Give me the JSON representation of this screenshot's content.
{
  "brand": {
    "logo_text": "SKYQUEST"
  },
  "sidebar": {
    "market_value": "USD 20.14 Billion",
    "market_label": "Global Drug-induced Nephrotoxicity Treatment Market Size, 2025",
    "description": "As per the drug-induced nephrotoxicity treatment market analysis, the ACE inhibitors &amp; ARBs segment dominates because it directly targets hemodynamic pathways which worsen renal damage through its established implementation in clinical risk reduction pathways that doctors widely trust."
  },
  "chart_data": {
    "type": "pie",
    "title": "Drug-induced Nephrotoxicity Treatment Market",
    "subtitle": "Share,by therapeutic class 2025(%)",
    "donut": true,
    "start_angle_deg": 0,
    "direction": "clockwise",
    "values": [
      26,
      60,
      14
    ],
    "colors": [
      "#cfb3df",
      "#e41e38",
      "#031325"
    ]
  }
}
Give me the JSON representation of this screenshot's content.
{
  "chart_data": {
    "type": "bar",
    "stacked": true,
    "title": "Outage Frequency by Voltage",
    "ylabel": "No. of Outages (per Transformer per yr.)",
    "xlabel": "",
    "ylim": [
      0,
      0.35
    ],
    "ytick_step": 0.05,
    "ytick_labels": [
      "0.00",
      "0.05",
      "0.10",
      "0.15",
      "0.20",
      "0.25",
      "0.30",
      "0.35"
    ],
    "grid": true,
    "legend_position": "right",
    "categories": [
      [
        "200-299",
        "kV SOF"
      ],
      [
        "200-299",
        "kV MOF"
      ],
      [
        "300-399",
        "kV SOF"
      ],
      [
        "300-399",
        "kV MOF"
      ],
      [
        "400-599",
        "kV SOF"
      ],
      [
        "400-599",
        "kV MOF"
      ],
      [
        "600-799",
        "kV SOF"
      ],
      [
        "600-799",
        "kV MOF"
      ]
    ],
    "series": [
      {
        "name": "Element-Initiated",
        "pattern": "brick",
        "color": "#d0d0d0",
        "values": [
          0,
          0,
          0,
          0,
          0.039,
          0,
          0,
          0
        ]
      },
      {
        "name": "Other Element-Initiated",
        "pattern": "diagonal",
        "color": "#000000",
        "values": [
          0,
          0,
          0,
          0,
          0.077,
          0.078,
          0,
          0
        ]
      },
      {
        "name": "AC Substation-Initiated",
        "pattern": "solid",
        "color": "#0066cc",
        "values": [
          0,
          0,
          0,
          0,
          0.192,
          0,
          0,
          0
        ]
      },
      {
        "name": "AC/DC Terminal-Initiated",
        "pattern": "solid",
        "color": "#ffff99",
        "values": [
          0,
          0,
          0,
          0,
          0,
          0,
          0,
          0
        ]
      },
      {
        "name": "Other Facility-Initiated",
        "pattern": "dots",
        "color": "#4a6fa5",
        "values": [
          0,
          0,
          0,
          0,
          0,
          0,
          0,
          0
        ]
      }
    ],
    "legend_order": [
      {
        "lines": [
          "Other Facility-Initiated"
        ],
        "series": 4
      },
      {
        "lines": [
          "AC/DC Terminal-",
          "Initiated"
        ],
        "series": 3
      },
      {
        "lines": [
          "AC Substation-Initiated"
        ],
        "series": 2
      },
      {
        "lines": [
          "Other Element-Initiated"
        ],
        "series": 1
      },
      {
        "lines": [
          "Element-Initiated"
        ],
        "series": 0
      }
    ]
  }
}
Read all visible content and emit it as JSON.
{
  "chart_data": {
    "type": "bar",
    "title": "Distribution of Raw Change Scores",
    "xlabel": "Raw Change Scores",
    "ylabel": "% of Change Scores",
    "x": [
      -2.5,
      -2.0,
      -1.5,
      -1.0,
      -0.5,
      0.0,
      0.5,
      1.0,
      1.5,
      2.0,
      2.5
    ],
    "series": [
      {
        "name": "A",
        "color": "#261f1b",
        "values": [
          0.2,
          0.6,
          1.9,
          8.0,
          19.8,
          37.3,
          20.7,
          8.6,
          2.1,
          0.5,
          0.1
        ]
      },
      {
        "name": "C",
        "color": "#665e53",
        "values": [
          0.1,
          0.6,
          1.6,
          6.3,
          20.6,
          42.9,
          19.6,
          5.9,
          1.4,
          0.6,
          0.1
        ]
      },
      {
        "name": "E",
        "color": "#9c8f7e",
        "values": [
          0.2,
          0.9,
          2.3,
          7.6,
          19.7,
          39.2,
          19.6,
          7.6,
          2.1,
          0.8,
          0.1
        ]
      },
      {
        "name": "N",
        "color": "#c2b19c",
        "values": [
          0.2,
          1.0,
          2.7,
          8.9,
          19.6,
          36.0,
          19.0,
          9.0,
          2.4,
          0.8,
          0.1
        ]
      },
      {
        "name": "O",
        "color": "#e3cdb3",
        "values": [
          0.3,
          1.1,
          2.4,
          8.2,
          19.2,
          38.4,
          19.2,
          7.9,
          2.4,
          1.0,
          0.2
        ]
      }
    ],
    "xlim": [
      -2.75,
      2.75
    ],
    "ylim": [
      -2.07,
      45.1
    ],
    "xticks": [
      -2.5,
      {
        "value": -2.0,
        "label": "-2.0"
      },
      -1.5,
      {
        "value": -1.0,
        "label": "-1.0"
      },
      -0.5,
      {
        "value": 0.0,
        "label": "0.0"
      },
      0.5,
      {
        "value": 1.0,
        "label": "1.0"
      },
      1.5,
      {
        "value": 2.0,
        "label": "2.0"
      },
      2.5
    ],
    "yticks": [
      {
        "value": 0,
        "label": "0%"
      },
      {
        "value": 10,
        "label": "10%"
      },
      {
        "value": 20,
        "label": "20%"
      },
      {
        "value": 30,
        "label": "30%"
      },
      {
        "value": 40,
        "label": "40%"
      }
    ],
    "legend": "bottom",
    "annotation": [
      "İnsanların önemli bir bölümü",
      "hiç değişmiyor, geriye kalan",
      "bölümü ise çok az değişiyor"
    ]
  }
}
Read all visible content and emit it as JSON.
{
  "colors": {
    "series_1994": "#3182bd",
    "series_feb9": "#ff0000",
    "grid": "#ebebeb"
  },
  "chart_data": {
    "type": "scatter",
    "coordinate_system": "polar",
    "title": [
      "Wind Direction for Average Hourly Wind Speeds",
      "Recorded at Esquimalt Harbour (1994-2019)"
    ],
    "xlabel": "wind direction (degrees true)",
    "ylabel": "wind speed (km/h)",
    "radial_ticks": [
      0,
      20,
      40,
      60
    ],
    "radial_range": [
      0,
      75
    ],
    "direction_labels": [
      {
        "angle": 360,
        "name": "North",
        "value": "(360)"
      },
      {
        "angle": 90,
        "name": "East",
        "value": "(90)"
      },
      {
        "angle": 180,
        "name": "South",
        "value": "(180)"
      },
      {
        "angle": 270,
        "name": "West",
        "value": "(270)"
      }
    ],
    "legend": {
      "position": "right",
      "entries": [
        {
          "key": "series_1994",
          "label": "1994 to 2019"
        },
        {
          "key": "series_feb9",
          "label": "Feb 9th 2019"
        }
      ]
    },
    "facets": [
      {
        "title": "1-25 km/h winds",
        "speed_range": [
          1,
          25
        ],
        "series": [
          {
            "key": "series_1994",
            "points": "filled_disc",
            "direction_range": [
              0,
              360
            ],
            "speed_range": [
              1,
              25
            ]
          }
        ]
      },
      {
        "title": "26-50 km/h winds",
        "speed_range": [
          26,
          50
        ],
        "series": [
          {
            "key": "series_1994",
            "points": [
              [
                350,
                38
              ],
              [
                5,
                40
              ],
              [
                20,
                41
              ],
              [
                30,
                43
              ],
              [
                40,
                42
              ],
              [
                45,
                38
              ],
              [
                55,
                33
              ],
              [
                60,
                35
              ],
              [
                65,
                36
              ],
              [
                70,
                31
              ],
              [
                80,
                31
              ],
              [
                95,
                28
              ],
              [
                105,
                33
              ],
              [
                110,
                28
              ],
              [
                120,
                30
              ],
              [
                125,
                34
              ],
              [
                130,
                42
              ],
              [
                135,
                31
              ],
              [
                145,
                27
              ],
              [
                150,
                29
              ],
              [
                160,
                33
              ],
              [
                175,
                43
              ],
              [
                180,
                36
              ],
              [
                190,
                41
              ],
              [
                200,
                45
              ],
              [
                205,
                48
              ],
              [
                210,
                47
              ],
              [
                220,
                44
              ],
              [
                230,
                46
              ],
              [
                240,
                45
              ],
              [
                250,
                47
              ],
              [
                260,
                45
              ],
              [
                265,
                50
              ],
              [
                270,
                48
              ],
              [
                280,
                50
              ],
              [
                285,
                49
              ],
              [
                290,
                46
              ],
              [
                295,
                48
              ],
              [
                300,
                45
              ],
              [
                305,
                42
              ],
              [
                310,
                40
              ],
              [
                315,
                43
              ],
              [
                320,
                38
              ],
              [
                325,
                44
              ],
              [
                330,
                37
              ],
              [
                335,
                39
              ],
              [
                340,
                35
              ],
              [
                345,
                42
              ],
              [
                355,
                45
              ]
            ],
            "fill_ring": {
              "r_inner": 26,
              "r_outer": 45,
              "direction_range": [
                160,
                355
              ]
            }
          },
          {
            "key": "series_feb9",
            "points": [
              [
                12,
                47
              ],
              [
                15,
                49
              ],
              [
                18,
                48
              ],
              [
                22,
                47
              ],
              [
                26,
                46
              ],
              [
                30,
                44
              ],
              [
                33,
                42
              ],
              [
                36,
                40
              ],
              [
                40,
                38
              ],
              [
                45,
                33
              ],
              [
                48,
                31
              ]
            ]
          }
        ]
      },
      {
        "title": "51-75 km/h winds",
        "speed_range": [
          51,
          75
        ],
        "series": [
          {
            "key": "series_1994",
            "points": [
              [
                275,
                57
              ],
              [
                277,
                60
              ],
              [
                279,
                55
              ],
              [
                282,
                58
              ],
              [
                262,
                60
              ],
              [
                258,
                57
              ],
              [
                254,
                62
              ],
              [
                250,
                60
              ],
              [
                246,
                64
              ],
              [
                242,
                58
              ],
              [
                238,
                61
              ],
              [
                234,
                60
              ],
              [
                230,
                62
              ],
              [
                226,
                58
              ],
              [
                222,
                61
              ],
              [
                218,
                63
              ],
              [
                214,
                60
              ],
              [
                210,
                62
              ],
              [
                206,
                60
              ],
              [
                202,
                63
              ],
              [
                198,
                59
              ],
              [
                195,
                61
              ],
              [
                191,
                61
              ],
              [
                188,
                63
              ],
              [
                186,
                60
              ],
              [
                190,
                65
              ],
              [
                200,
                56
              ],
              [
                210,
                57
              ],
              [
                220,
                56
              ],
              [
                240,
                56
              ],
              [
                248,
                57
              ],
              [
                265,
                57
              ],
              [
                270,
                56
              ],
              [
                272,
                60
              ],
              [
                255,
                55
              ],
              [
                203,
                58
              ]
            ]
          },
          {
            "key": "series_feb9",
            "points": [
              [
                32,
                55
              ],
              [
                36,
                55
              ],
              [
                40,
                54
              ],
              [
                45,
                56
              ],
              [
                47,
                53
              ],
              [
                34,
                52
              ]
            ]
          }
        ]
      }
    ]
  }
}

- The problem
Extract each line from the entries above that contains the string "Scores".

- Correct output
    "title": "Distribution of Raw Change Scores",
    "xlabel": "Raw Change Scores",
    "ylabel": "% of Change Scores",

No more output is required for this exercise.